Stored records =

>> start

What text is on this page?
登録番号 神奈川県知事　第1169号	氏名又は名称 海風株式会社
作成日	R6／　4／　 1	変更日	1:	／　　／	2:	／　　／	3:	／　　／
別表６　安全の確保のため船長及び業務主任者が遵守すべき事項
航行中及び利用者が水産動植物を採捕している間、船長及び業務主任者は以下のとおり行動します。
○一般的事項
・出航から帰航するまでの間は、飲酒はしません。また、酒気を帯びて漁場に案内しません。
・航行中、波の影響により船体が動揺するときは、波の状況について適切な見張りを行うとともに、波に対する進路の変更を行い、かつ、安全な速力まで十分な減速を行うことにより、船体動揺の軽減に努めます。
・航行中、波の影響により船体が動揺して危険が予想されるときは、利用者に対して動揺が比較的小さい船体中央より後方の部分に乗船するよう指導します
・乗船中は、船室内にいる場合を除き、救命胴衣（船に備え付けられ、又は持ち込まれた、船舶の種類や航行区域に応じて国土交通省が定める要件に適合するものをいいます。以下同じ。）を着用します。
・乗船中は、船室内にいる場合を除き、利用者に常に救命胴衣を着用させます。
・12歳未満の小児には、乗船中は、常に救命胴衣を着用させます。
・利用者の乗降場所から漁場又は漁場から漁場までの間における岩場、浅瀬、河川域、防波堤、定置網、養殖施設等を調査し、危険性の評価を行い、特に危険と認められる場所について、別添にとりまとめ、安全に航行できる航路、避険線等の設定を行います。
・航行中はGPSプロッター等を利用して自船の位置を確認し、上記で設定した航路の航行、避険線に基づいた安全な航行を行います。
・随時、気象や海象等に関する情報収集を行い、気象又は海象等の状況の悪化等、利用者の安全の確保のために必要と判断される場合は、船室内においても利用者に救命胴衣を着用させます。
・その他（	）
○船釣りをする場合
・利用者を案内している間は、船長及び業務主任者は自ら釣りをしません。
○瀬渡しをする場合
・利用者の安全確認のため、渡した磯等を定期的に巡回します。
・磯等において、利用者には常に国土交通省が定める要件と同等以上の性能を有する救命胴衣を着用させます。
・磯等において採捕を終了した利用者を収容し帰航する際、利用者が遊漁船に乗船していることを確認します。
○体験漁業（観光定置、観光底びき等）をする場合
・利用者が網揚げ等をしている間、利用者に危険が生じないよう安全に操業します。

>> end

WHAT YOU SHOULD DO = Pull out every line in the material above where "乗船中は" occurs.

ANSWER TO THE TASK =
・乗船中は、船室内にいる場合を除き、救命胴衣（船に備え付けられ、又は持ち込まれた、船舶の種類や航行区域に応じて国土交通省が定める要件に適合するものをいいます。以下同じ。）を着用します。
・乗船中は、船室内にいる場合を除き、利用者に常に救命胴衣を着用させます。
・12歳未満の小児には、乗船中は、常に救命胴衣を着用させます。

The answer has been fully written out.